* **Task directions**
Copy out the listing exactly.
--- Begin ---
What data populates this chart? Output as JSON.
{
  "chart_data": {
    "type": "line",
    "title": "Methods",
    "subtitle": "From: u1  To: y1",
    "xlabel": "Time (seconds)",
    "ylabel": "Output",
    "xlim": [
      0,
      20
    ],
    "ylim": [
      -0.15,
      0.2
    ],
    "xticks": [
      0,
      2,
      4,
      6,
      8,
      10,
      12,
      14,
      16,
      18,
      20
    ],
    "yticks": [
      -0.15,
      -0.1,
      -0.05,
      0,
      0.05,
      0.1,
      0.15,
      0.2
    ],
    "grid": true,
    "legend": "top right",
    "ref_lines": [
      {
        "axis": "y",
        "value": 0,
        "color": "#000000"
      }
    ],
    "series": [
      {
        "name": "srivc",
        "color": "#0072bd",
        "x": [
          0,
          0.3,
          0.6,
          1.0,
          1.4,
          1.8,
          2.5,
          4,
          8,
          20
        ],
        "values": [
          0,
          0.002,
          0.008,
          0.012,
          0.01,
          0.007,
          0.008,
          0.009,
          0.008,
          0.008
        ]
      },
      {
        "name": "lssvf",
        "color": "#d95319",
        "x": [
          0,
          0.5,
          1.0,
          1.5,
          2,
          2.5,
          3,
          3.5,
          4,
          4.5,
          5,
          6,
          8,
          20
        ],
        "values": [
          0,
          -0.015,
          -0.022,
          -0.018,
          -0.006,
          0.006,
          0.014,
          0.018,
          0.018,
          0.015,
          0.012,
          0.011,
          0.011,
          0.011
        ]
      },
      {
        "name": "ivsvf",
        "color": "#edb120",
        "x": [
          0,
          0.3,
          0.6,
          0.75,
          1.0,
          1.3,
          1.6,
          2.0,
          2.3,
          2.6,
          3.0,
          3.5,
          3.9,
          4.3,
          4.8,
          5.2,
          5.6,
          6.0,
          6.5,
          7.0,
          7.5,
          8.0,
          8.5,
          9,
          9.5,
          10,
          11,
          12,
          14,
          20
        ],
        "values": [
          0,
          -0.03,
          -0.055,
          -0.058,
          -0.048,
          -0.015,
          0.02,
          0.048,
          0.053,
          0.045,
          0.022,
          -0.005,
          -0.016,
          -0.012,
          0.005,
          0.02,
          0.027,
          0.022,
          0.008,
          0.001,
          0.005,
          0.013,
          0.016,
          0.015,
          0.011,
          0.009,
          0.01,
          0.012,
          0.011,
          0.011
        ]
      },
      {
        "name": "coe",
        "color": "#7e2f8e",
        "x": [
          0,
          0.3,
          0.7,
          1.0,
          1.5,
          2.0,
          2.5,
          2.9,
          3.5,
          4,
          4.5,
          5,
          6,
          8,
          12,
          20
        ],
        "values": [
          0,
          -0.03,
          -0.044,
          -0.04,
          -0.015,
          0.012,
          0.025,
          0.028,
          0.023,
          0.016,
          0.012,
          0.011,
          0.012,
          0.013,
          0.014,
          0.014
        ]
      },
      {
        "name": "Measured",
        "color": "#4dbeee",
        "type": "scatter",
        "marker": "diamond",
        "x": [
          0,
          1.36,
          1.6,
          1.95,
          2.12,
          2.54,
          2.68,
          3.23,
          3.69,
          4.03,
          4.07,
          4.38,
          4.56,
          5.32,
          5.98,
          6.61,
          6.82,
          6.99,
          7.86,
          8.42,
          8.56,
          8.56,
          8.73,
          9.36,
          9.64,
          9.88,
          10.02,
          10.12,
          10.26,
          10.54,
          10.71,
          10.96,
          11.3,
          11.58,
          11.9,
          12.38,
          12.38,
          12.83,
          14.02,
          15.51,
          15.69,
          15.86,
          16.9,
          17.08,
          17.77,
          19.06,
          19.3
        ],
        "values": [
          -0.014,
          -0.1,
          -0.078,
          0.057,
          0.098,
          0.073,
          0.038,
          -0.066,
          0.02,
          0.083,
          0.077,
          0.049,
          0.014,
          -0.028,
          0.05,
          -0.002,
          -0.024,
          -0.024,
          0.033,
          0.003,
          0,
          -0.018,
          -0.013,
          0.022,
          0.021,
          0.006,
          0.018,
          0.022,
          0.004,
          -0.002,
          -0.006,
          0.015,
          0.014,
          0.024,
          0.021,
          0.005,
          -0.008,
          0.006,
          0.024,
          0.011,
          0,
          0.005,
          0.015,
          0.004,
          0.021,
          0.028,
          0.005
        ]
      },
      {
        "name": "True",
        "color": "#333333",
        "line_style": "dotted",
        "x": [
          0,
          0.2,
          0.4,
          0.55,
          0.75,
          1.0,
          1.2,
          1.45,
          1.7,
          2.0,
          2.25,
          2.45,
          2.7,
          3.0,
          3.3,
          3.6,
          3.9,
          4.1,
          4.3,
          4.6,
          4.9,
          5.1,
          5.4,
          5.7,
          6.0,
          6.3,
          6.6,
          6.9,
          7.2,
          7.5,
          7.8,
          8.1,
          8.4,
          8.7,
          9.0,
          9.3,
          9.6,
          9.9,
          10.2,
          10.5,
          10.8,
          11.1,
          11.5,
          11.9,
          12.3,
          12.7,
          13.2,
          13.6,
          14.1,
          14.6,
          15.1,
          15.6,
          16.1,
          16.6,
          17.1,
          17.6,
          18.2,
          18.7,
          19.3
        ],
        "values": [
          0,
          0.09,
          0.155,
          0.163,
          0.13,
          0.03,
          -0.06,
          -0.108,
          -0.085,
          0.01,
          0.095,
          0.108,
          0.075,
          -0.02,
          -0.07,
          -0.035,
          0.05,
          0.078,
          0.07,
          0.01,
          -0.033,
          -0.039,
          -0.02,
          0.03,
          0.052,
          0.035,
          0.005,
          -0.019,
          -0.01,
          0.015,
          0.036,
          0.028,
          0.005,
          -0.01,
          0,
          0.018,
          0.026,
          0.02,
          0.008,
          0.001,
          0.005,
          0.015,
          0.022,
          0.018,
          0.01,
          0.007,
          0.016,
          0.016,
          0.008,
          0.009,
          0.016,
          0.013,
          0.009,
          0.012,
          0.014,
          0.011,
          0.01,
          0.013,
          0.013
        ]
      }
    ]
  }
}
--- End ---
* **Solution for this problem**
What data populates this chart? Output as JSON.
{
  "chart_data": {
    "type": "line",
    "title": "Methods",
    "subtitle": "From: u1  To: y1",
    "xlabel": "Time (seconds)",
    "ylabel": "Output",
    "xlim": [
      0,
      20
    ],
    "ylim": [
      -0.15,
      0.2
    ],
    "xticks": [
      0,
      2,
      4,
      6,
      8,
      10,
      12,
      14,
      16,
      18,
      20
    ],
    "yticks": [
      -0.15,
      -0.1,
      -0.05,
      0,
      0.05,
      0.1,
      0.15,
      0.2
    ],
    "grid": true,
    "legend": "top right",
    "ref_lines": [
      {
        "axis": "y",
        "value": 0,
        "color": "#000000"
      }
    ],
    "series": [
      {
        "name": "srivc",
        "color": "#0072bd",
        "x": [
          0,
          0.3,
          0.6,
          1.0,
          1.4,
          1.8,
          2.5,
          4,
          8,
          20
        ],
        "values": [
          0,
          0.002,
          0.008,
          0.012,
          0.01,
          0.007,
          0.008,
          0.009,
          0.008,
          0.008
        ]
      },
      {
        "name": "lssvf",
        "color": "#d95319",
        "x": [
          0,
          0.5,
          1.0,
          1.5,
          2,
          2.5,
          3,
          3.5,
          4,
          4.5,
          5,
          6,
          8,
          20
        ],
        "values": [
          0,
          -0.015,
          -0.022,
          -0.018,
          -0.006,
          0.006,
          0.014,
          0.018,
          0.018,
          0.015,
          0.012,
          0.011,
          0.011,
          0.011
        ]
      },
      {
        "name": "ivsvf",
        "color": "#edb120",
        "x": [
          0,
          0.3,
          0.6,
          0.75,
          1.0,
          1.3,
          1.6,
          2.0,
          2.3,
          2.6,
          3.0,
          3.5,
          3.9,
          4.3,
          4.8,
          5.2,
          5.6,
          6.0,
          6.5,
          7.0,
          7.5,
          8.0,
          8.5,
          9,
          9.5,
          10,
          11,
          12,
          14,
          20
        ],
        "values": [
          0,
          -0.03,
          -0.055,
          -0.058,
          -0.048,
          -0.015,
          0.02,
          0.048,
          0.053,
          0.045,
          0.022,
          -0.005,
          -0.016,
          -0.012,
          0.005,
          0.02,
          0.027,
          0.022,
          0.008,
          0.001,
          0.005,
          0.013,
          0.016,
          0.015,
          0.011,
          0.009,
          0.01,
          0.012,
          0.011,
          0.011
        ]
      },
      {
        "name": "coe",
        "color": "#7e2f8e",
        "x": [
          0,
          0.3,
          0.7,
          1.0,
          1.5,
          2.0,
          2.5,
          2.9,
          3.5,
          4,
          4.5,
          5,
          6,
          8,
          12,
          20
        ],
        "values": [
          0,
          -0.03,
          -0.044,
          -0.04,
          -0.015,
          0.012,
          0.025,
          0.028,
          0.023,
          0.016,
          0.012,
          0.011,
          0.012,
          0.013,
          0.014,
          0.014
        ]
      },
      {
        "name": "Measured",
        "color": "#4dbeee",
        "type": "scatter",
        "marker": "diamond",
        "x": [
          0,
          1.36,
          1.6,
          1.95,
          2.12,
          2.54,
          2.68,
          3.23,
          3.69,
          4.03,
          4.07,
          4.38,
          4.56,
          5.32,
          5.98,
          6.61,
          6.82,
          6.99,
          7.86,
          8.42,
          8.56,
          8.56,
          8.73,
          9.36,
          9.64,
          9.88,
          10.02,
          10.12,
          10.26,
          10.54,
          10.71,
          10.96,
          11.3,
          11.58,
          11.9,
          12.38,
          12.38,
          12.83,
          14.02,
          15.51,
          15.69,
          15.86,
          16.9,
          17.08,
          17.77,
          19.06,
          19.3
        ],
        "values": [
          -0.014,
          -0.1,
          -0.078,
          0.057,
          0.098,
          0.073,
          0.038,
          -0.066,
          0.02,
          0.083,
          0.077,
          0.049,
          0.014,
          -0.028,
          0.05,
          -0.002,
          -0.024,
          -0.024,
          0.033,
          0.003,
          0,
          -0.018,
          -0.013,
          0.022,
          0.021,
          0.006,
          0.018,
          0.022,
          0.004,
          -0.002,
          -0.006,
          0.015,
          0.014,
          0.024,
          0.021,
          0.005,
          -0.008,
          0.006,
          0.024,
          0.011,
          0,
          0.005,
          0.015,
          0.004,
          0.021,
          0.028,
          0.005
        ]
      },
      {
        "name": "True",
        "color": "#333333",
        "line_style": "dotted",
        "x": [
          0,
          0.2,
          0.4,
          0.55,
          0.75,
          1.0,
          1.2,
          1.45,
          1.7,
          2.0,
          2.25,
          2.45,
          2.7,
          3.0,
          3.3,
          3.6,
          3.9,
          4.1,
          4.3,
          4.6,
          4.9,
          5.1,
          5.4,
          5.7,
          6.0,
          6.3,
          6.6,
          6.9,
          7.2,
          7.5,
          7.8,
          8.1,
          8.4,
          8.7,
          9.0,
          9.3,
          9.6,
          9.9,
          10.2,
          10.5,
          10.8,
          11.1,
          11.5,
          11.9,
          12.3,
          12.7,
          13.2,
          13.6,
          14.1,
          14.6,
          15.1,
          15.6,
          16.1,
          16.6,
          17.1,
          17.6,
          18.2,
          18.7,
          19.3
        ],
        "values": [
          0,
          0.09,
          0.155,
          0.163,
          0.13,
          0.03,
          -0.06,
          -0.108,
          -0.085,
          0.01,
          0.095,
          0.108,
          0.075,
          -0.02,
          -0.07,
          -0.035,
          0.05,
          0.078,
          0.07,
          0.01,
          -0.033,
          -0.039,
          -0.02,
          0.03,
          0.052,
          0.035,
          0.005,
          -0.019,
          -0.01,
          0.015,
          0.036,
          0.028,
          0.005,
          -0.01,
          0,
          0.018,
          0.026,
          0.02,
          0.008,
          0.001,
          0.005,
          0.015,
          0.022,
          0.018,
          0.01,
          0.007,
          0.016,
          0.016,
          0.008,
          0.009,
          0.016,
          0.013,
          0.009,
          0.012,
          0.014,
          0.011,
          0.01,
          0.013,
          0.013
        ]
      }
    ]
  }
}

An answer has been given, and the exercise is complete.